** Start of THE INPUT **
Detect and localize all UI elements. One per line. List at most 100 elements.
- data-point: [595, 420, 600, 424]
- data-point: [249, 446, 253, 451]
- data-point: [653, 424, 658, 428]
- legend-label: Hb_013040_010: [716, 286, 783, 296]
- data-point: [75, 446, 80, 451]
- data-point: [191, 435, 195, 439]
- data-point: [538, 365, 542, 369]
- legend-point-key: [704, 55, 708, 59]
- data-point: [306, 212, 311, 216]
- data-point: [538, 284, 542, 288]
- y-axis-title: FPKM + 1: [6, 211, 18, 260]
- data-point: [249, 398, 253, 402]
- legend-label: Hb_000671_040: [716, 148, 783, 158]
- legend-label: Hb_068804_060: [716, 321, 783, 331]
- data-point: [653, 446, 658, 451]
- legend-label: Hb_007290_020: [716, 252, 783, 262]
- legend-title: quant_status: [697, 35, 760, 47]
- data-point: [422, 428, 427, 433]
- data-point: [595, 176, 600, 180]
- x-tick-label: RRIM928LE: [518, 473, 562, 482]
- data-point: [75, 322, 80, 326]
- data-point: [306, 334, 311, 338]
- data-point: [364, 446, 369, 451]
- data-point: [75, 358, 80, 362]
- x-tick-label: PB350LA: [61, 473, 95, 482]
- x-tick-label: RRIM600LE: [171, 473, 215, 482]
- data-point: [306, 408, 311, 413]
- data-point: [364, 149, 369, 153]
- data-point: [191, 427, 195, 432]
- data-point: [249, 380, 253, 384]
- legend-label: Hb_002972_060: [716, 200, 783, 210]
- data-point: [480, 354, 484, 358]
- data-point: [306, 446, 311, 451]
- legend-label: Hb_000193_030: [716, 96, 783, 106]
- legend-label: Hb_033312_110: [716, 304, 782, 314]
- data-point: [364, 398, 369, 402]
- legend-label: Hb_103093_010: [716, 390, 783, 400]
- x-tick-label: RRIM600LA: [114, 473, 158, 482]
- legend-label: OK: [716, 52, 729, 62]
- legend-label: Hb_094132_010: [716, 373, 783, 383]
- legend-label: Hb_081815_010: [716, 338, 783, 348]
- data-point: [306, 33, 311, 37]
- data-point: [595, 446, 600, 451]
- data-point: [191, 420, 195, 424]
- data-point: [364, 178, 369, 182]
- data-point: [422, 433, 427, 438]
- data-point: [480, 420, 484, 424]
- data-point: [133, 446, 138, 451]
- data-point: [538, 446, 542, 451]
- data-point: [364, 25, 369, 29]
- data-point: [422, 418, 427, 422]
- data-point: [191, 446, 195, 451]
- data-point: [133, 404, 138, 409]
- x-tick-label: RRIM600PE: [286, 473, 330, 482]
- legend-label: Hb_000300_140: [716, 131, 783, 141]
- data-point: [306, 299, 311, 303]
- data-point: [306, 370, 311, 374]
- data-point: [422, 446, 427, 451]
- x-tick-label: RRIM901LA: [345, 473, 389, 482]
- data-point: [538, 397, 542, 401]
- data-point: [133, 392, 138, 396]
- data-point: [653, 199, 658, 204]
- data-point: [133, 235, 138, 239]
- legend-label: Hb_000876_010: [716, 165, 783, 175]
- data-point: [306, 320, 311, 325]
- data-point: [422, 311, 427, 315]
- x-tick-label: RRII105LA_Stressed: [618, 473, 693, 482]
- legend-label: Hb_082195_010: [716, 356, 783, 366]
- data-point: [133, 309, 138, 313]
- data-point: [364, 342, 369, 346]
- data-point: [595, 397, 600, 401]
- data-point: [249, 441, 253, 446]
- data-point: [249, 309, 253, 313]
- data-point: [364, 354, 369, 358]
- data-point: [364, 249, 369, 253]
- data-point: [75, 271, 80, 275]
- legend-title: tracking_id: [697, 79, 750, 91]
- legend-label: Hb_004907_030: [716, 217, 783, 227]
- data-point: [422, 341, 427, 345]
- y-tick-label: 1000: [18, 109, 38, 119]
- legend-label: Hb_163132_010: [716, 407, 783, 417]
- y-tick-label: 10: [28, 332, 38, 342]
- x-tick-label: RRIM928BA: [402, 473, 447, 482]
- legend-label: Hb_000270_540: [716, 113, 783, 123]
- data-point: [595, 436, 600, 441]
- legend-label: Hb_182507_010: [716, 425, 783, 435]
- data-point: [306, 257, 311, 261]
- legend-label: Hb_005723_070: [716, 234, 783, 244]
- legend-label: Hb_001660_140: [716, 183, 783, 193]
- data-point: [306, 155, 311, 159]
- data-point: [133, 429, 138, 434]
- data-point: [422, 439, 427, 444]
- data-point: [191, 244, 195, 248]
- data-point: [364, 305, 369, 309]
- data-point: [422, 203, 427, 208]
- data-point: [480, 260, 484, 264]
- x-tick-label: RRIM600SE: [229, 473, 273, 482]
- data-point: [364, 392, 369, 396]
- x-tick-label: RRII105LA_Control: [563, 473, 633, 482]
** End of THE INPUT **
- EXERCISE OBJECTIVE -
Lay out each line of every entry above as a JSON list of strings, one string per line, leaving out blank lines.

- ANSWER TO THE EXERCISE -
[
  "Detect and localize all UI elements. One per line. List at most 100 elements.",
  "- data-point: [595, 420, 600, 424]",
  "- data-point: [249, 446, 253, 451]",
  "- data-point: [653, 424, 658, 428]",
  "- legend-label: Hb_013040_010: [716, 286, 783, 296]",
  "- data-point: [75, 446, 80, 451]",
  "- data-point: [191, 435, 195, 439]",
  "- data-point: [538, 365, 542, 369]",
  "- legend-point-key: [704, 55, 708, 59]",
  "- data-point: [306, 212, 311, 216]",
  "- data-point: [538, 284, 542, 288]",
  "- y-axis-title: FPKM + 1: [6, 211, 18, 260]",
  "- data-point: [249, 398, 253, 402]",
  "- legend-label: Hb_000671_040: [716, 148, 783, 158]",
  "- legend-label: Hb_068804_060: [716, 321, 783, 331]",
  "- data-point: [653, 446, 658, 451]",
  "- legend-label: Hb_007290_020: [716, 252, 783, 262]",
  "- legend-title: quant_status: [697, 35, 760, 47]",
  "- data-point: [422, 428, 427, 433]",
  "- data-point: [595, 176, 600, 180]",
  "- x-tick-label: RRIM928LE: [518, 473, 562, 482]",
  "- data-point: [75, 322, 80, 326]",
  "- data-point: [306, 334, 311, 338]",
  "- data-point: [364, 446, 369, 451]",
  "- data-point: [75, 358, 80, 362]",
  "- x-tick-label: PB350LA: [61, 473, 95, 482]",
  "- x-tick-label: RRIM600LE: [171, 473, 215, 482]",
  "- data-point: [306, 408, 311, 413]",
  "- data-point: [364, 149, 369, 153]",
  "- data-point: [191, 427, 195, 432]",
  "- data-point: [249, 380, 253, 384]",
  "- legend-label: Hb_002972_060: [716, 200, 783, 210]",
  "- data-point: [480, 354, 484, 358]",
  "- data-point: [306, 446, 311, 451]",
  "- legend-label: Hb_000193_030: [716, 96, 783, 106]",
  "- legend-label: Hb_033312_110: [716, 304, 782, 314]",
  "- data-point: [364, 398, 369, 402]",
  "- legend-label: Hb_103093_010: [716, 390, 783, 400]",
  "- x-tick-label: RRIM600LA: [114, 473, 158, 482]",
  "- legend-label: OK: [716, 52, 729, 62]",
  "- legend-label: Hb_094132_010: [716, 373, 783, 383]",
  "- legend-label: Hb_081815_010: [716, 338, 783, 348]",
  "- data-point: [306, 33, 311, 37]",
  "- data-point: [595, 446, 600, 451]",
  "- data-point: [191, 420, 195, 424]",
  "- data-point: [364, 178, 369, 182]",
  "- data-point: [422, 433, 427, 438]",
  "- data-point: [480, 420, 484, 424]",
  "- data-point: [133, 446, 138, 451]",
  "- data-point: [538, 446, 542, 451]",
  "- data-point: [364, 25, 369, 29]",
  "- data-point: [422, 418, 427, 422]",
  "- data-point: [191, 446, 195, 451]",
  "- data-point: [133, 404, 138, 409]",
  "- x-tick-label: RRIM600PE: [286, 473, 330, 482]",
  "- legend-label: Hb_000300_140: [716, 131, 783, 141]",
  "- data-point: [306, 299, 311, 303]",
  "- data-point: [306, 370, 311, 374]",
  "- data-point: [422, 446, 427, 451]",
  "- x-tick-label: RRIM901LA: [345, 473, 389, 482]",
  "- data-point: [538, 397, 542, 401]",
  "- data-point: [133, 392, 138, 396]",
  "- data-point: [653, 199, 658, 204]",
  "- data-point: [133, 235, 138, 239]",
  "- legend-label: Hb_000876_010: [716, 165, 783, 175]",
  "- data-point: [306, 320, 311, 325]",
  "- data-point: [422, 311, 427, 315]",
  "- x-tick-label: RRII105LA_Stressed: [618, 473, 693, 482]",
  "- legend-label: Hb_082195_010: [716, 356, 783, 366]",
  "- data-point: [133, 309, 138, 313]",
  "- data-point: [364, 342, 369, 346]",
  "- data-point: [595, 397, 600, 401]",
  "- data-point: [249, 441, 253, 446]",
  "- data-point: [249, 309, 253, 313]",
  "- data-point: [364, 354, 369, 358]",
  "- data-point: [364, 249, 369, 253]",
  "- data-point: [75, 271, 80, 275]",
  "- legend-title: tracking_id: [697, 79, 750, 91]",
  "- legend-label: Hb_004907_030: [716, 217, 783, 227]",
  "- data-point: [422, 341, 427, 345]",
  "- y-tick-label: 1000: [18, 109, 38, 119]",
  "- legend-label: Hb_163132_010: [716, 407, 783, 417]",
  "- y-tick-label: 10: [28, 332, 38, 342]",
  "- x-tick-label: RRIM928BA: [402, 473, 447, 482]",
  "- legend-label: Hb_000270_540: [716, 113, 783, 123]",
  "- data-point: [595, 436, 600, 441]",
  "- legend-label: Hb_182507_010: [716, 425, 783, 435]",
  "- data-point: [306, 257, 311, 261]",
  "- legend-label: Hb_005723_070: [716, 234, 783, 244]",
  "- legend-label: Hb_001660_140: [716, 183, 783, 193]",
  "- data-point: [306, 155, 311, 159]",
  "- data-point: [133, 429, 138, 434]",
  "- data-point: [422, 439, 427, 444]",
  "- data-point: [191, 244, 195, 248]",
  "- data-point: [364, 305, 369, 309]",
  "- data-point: [422, 203, 427, 208]",
  "- data-point: [480, 260, 484, 264]",
  "- x-tick-label: RRIM600SE: [229, 473, 273, 482]",
  "- data-point: [364, 392, 369, 396]",
  "- x-tick-label: RRII105LA_Control: [563, 473, 633, 482]"
]